[Data entries]
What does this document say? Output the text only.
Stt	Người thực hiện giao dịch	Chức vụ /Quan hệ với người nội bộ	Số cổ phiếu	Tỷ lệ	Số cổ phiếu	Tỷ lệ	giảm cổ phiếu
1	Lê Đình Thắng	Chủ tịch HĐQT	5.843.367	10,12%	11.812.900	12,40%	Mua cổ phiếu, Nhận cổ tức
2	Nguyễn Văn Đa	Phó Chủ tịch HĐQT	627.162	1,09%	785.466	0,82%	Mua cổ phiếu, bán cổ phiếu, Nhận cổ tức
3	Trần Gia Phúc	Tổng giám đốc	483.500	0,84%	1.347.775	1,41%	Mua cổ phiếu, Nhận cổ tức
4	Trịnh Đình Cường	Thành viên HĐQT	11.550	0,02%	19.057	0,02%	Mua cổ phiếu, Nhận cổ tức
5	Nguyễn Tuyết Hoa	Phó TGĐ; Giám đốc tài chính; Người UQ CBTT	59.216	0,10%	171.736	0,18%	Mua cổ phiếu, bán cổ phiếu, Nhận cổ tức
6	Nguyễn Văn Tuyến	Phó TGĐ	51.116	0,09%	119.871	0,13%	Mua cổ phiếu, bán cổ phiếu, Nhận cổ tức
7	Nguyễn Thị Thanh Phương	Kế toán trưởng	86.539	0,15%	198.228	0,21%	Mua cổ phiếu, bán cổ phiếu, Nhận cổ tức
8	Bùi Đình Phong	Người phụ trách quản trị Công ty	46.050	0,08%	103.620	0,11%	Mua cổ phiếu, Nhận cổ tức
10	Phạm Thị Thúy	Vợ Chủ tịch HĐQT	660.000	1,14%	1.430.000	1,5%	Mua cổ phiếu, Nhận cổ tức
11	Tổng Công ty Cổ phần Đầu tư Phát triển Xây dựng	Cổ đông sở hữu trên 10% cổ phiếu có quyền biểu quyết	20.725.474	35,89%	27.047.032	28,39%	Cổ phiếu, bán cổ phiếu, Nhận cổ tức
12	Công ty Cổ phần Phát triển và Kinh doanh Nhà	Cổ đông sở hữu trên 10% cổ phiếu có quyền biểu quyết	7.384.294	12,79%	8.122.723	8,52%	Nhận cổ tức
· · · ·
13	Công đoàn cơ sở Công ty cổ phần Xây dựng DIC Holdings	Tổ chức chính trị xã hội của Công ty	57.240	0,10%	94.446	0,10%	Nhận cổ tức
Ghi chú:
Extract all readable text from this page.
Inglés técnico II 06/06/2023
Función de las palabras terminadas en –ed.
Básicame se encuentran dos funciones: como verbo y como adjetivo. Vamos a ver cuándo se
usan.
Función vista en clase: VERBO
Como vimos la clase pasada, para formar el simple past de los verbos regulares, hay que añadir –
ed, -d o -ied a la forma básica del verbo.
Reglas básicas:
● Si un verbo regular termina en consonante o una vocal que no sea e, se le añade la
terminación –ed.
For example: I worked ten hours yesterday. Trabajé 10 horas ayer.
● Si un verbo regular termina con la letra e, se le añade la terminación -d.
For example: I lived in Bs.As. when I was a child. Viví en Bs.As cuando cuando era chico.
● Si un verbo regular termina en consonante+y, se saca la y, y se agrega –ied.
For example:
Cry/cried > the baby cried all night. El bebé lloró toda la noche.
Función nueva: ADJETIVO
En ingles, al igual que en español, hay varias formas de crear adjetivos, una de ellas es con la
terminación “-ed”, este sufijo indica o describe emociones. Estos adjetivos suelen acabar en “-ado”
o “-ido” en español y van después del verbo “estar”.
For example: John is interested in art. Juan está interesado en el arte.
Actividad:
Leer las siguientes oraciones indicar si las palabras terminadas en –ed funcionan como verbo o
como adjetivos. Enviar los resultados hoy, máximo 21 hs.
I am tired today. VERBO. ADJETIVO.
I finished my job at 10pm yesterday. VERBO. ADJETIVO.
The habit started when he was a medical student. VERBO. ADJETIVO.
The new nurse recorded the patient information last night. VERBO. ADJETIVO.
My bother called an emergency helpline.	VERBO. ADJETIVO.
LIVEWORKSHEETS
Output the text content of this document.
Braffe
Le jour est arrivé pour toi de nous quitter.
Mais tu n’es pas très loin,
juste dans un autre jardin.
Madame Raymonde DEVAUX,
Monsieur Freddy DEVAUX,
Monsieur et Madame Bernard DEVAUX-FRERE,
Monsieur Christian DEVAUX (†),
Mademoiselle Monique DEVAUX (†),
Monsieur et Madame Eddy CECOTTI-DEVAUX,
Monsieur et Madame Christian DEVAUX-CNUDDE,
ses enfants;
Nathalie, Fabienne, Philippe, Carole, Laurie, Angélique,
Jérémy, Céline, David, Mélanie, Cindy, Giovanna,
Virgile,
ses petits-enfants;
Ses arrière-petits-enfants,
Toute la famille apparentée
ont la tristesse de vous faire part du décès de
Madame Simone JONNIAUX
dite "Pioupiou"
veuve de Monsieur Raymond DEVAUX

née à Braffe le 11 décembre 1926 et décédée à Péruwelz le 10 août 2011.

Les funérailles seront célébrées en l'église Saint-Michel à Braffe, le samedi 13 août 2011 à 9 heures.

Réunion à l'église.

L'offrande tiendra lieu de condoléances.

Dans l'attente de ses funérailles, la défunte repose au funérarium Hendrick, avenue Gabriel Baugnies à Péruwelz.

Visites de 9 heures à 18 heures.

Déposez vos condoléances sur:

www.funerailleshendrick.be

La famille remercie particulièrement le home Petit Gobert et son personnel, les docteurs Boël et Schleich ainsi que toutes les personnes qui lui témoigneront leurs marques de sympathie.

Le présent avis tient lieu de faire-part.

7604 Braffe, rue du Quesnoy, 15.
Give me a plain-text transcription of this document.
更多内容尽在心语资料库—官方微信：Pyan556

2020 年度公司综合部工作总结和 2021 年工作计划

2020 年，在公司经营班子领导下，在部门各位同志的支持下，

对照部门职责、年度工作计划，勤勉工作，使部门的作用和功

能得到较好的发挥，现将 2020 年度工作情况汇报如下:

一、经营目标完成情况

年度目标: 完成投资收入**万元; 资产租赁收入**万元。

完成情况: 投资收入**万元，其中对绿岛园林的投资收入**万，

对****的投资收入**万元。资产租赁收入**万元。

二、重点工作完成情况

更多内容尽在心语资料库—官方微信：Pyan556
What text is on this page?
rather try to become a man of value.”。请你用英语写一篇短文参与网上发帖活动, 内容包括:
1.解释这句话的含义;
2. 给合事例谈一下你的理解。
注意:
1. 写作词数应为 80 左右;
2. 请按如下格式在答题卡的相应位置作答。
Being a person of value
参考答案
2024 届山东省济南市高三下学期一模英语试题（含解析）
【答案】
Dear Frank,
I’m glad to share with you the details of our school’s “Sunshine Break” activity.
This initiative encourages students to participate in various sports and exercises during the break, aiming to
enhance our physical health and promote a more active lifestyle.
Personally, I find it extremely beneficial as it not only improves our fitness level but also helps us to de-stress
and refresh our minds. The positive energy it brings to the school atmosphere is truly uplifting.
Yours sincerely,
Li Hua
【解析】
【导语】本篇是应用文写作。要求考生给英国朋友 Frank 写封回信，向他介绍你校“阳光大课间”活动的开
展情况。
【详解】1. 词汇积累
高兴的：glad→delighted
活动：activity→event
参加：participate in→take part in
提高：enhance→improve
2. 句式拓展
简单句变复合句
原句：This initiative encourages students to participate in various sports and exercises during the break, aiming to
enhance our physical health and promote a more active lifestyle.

[Given task]
Repeat the material in full, exactly as it stands.

[Expected answer]
What does this document say? Output the text only.
Stt	Người thực hiện giao dịch	Chức vụ /Quan hệ với người nội bộ	Số cổ phiếu	Tỷ lệ	Số cổ phiếu	Tỷ lệ	giảm cổ phiếu
1	Lê Đình Thắng	Chủ tịch HĐQT	5.843.367	10,12%	11.812.900	12,40%	Mua cổ phiếu, Nhận cổ tức
2	Nguyễn Văn Đa	Phó Chủ tịch HĐQT	627.162	1,09%	785.466	0,82%	Mua cổ phiếu, bán cổ phiếu, Nhận cổ tức
3	Trần Gia Phúc	Tổng giám đốc	483.500	0,84%	1.347.775	1,41%	Mua cổ phiếu, Nhận cổ tức
4	Trịnh Đình Cường	Thành viên HĐQT	11.550	0,02%	19.057	0,02%	Mua cổ phiếu, Nhận cổ tức
5	Nguyễn Tuyết Hoa	Phó TGĐ; Giám đốc tài chính; Người UQ CBTT	59.216	0,10%	171.736	0,18%	Mua cổ phiếu, bán cổ phiếu, Nhận cổ tức
6	Nguyễn Văn Tuyến	Phó TGĐ	51.116	0,09%	119.871	0,13%	Mua cổ phiếu, bán cổ phiếu, Nhận cổ tức
7	Nguyễn Thị Thanh Phương	Kế toán trưởng	86.539	0,15%	198.228	0,21%	Mua cổ phiếu, bán cổ phiếu, Nhận cổ tức
8	Bùi Đình Phong	Người phụ trách quản trị Công ty	46.050	0,08%	103.620	0,11%	Mua cổ phiếu, Nhận cổ tức
10	Phạm Thị Thúy	Vợ Chủ tịch HĐQT	660.000	1,14%	1.430.000	1,5%	Mua cổ phiếu, Nhận cổ tức
11	Tổng Công ty Cổ phần Đầu tư Phát triển Xây dựng	Cổ đông sở hữu trên 10% cổ phiếu có quyền biểu quyết	20.725.474	35,89%	27.047.032	28,39%	Cổ phiếu, bán cổ phiếu, Nhận cổ tức
12	Công ty Cổ phần Phát triển và Kinh doanh Nhà	Cổ đông sở hữu trên 10% cổ phiếu có quyền biểu quyết	7.384.294	12,79%	8.122.723	8,52%	Nhận cổ tức
· · · ·
13	Công đoàn cơ sở Công ty cổ phần Xây dựng DIC Holdings	Tổ chức chính trị xã hội của Công ty	57.240	0,10%	94.446	0,10%	Nhận cổ tức
Ghi chú:
Extract all readable text from this page.
Inglés técnico II 06/06/2023
Función de las palabras terminadas en –ed.
Básicame se encuentran dos funciones: como verbo y como adjetivo. Vamos a ver cuándo se
usan.
Función vista en clase: VERBO
Como vimos la clase pasada, para formar el simple past de los verbos regulares, hay que añadir –
ed, -d o -ied a la forma básica del verbo.
Reglas básicas:
● Si un verbo regular termina en consonante o una vocal que no sea e, se le añade la
terminación –ed.
For example: I worked ten hours yesterday. Trabajé 10 horas ayer.
● Si un verbo regular termina con la letra e, se le añade la terminación -d.
For example: I lived in Bs.As. when I was a child. Viví en Bs.As cuando cuando era chico.
● Si un verbo regular termina en consonante+y, se saca la y, y se agrega –ied.
For example:
Cry/cried > the baby cried all night. El bebé lloró toda la noche.
Función nueva: ADJETIVO
En ingles, al igual que en español, hay varias formas de crear adjetivos, una de ellas es con la
terminación “-ed”, este sufijo indica o describe emociones. Estos adjetivos suelen acabar en “-ado”
o “-ido” en español y van después del verbo “estar”.
For example: John is interested in art. Juan está interesado en el arte.
Actividad:
Leer las siguientes oraciones indicar si las palabras terminadas en –ed funcionan como verbo o
como adjetivos. Enviar los resultados hoy, máximo 21 hs.
I am tired today. VERBO. ADJETIVO.
I finished my job at 10pm yesterday. VERBO. ADJETIVO.
The habit started when he was a medical student. VERBO. ADJETIVO.
The new nurse recorded the patient information last night. VERBO. ADJETIVO.
My bother called an emergency helpline.	VERBO. ADJETIVO.
LIVEWORKSHEETS
Output the text content of this document.
Braffe
Le jour est arrivé pour toi de nous quitter.
Mais tu n’es pas très loin,
juste dans un autre jardin.
Madame Raymonde DEVAUX,
Monsieur Freddy DEVAUX,
Monsieur et Madame Bernard DEVAUX-FRERE,
Monsieur Christian DEVAUX (†),
Mademoiselle Monique DEVAUX (†),
Monsieur et Madame Eddy CECOTTI-DEVAUX,
Monsieur et Madame Christian DEVAUX-CNUDDE,
ses enfants;
Nathalie, Fabienne, Philippe, Carole, Laurie, Angélique,
Jérémy, Céline, David, Mélanie, Cindy, Giovanna,
Virgile,
ses petits-enfants;
Ses arrière-petits-enfants,
Toute la famille apparentée
ont la tristesse de vous faire part du décès de
Madame Simone JONNIAUX
dite "Pioupiou"
veuve de Monsieur Raymond DEVAUX

née à Braffe le 11 décembre 1926 et décédée à Péruwelz le 10 août 2011.

Les funérailles seront célébrées en l'église Saint-Michel à Braffe, le samedi 13 août 2011 à 9 heures.

Réunion à l'église.

L'offrande tiendra lieu de condoléances.

Dans l'attente de ses funérailles, la défunte repose au funérarium Hendrick, avenue Gabriel Baugnies à Péruwelz.

Visites de 9 heures à 18 heures.

Déposez vos condoléances sur:

www.funerailleshendrick.be

La famille remercie particulièrement le home Petit Gobert et son personnel, les docteurs Boël et Schleich ainsi que toutes les personnes qui lui témoigneront leurs marques de sympathie.

Le présent avis tient lieu de faire-part.

7604 Braffe, rue du Quesnoy, 15.
Give me a plain-text transcription of this document.
更多内容尽在心语资料库—官方微信：Pyan556

2020 年度公司综合部工作总结和 2021 年工作计划

2020 年，在公司经营班子领导下，在部门各位同志的支持下，

对照部门职责、年度工作计划，勤勉工作，使部门的作用和功

能得到较好的发挥，现将 2020 年度工作情况汇报如下:

一、经营目标完成情况

年度目标: 完成投资收入**万元; 资产租赁收入**万元。

完成情况: 投资收入**万元，其中对绿岛园林的投资收入**万，

对****的投资收入**万元。资产租赁收入**万元。

二、重点工作完成情况

更多内容尽在心语资料库—官方微信：Pyan556
What text is on this page?
rather try to become a man of value.”。请你用英语写一篇短文参与网上发帖活动, 内容包括:
1.解释这句话的含义;
2. 给合事例谈一下你的理解。
注意:
1. 写作词数应为 80 左右;
2. 请按如下格式在答题卡的相应位置作答。
Being a person of value
参考答案
2024 届山东省济南市高三下学期一模英语试题（含解析）
【答案】
Dear Frank,
I’m glad to share with you the details of our school’s “Sunshine Break” activity.
This initiative encourages students to participate in various sports and exercises during the break, aiming to
enhance our physical health and promote a more active lifestyle.
Personally, I find it extremely beneficial as it not only improves our fitness level but also helps us to de-stress
and refresh our minds. The positive energy it brings to the school atmosphere is truly uplifting.
Yours sincerely,
Li Hua
【解析】
【导语】本篇是应用文写作。要求考生给英国朋友 Frank 写封回信，向他介绍你校“阳光大课间”活动的开
展情况。
【详解】1. 词汇积累
高兴的：glad→delighted
活动：activity→event
参加：participate in→take part in
提高：enhance→improve
2. 句式拓展
简单句变复合句
原句：This initiative encourages students to participate in various sports and exercises during the break, aiming to
enhance our physical health and promote a more active lifestyle.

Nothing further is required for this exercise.